(WORK TO COMPLETE): It is required that all of the data be written out exactly.

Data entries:
[Start]

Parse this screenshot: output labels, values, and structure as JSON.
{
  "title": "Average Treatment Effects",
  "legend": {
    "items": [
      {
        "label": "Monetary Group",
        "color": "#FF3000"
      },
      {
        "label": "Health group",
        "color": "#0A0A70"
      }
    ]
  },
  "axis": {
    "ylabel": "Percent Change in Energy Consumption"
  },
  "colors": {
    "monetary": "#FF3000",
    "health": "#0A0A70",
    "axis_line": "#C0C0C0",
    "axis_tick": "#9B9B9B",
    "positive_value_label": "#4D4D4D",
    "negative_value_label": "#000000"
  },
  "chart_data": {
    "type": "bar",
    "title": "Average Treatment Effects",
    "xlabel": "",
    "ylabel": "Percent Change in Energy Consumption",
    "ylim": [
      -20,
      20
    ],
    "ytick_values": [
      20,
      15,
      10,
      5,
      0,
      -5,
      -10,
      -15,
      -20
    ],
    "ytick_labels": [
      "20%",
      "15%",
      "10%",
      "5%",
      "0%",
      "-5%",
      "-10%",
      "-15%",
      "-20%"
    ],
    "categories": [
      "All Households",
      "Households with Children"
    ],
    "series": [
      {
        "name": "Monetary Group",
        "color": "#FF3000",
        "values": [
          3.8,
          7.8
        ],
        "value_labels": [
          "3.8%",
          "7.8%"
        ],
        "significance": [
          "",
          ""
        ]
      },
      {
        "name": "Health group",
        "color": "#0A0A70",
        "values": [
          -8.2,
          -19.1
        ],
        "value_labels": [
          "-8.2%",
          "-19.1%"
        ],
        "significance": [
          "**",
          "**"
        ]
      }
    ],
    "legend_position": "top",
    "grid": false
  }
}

[End]

(SOLUTION):
Parse this screenshot: output labels, values, and structure as JSON.
{
  "title": "Average Treatment Effects",
  "legend": {
    "items": [
      {
        "label": "Monetary Group",
        "color": "#FF3000"
      },
      {
        "label": "Health group",
        "color": "#0A0A70"
      }
    ]
  },
  "axis": {
    "ylabel": "Percent Change in Energy Consumption"
  },
  "colors": {
    "monetary": "#FF3000",
    "health": "#0A0A70",
    "axis_line": "#C0C0C0",
    "axis_tick": "#9B9B9B",
    "positive_value_label": "#4D4D4D",
    "negative_value_label": "#000000"
  },
  "chart_data": {
    "type": "bar",
    "title": "Average Treatment Effects",
    "xlabel": "",
    "ylabel": "Percent Change in Energy Consumption",
    "ylim": [
      -20,
      20
    ],
    "ytick_values": [
      20,
      15,
      10,
      5,
      0,
      -5,
      -10,
      -15,
      -20
    ],
    "ytick_labels": [
      "20%",
      "15%",
      "10%",
      "5%",
      "0%",
      "-5%",
      "-10%",
      "-15%",
      "-20%"
    ],
    "categories": [
      "All Households",
      "Households with Children"
    ],
    "series": [
      {
        "name": "Monetary Group",
        "color": "#FF3000",
        "values": [
          3.8,
          7.8
        ],
        "value_labels": [
          "3.8%",
          "7.8%"
        ],
        "significance": [
          "",
          ""
        ]
      },
      {
        "name": "Health group",
        "color": "#0A0A70",
        "values": [
          -8.2,
          -19.1
        ],
        "value_labels": [
          "-8.2%",
          "-19.1%"
        ],
        "significance": [
          "**",
          "**"
        ]
      }
    ],
    "legend_position": "top",
    "grid": false
  }
}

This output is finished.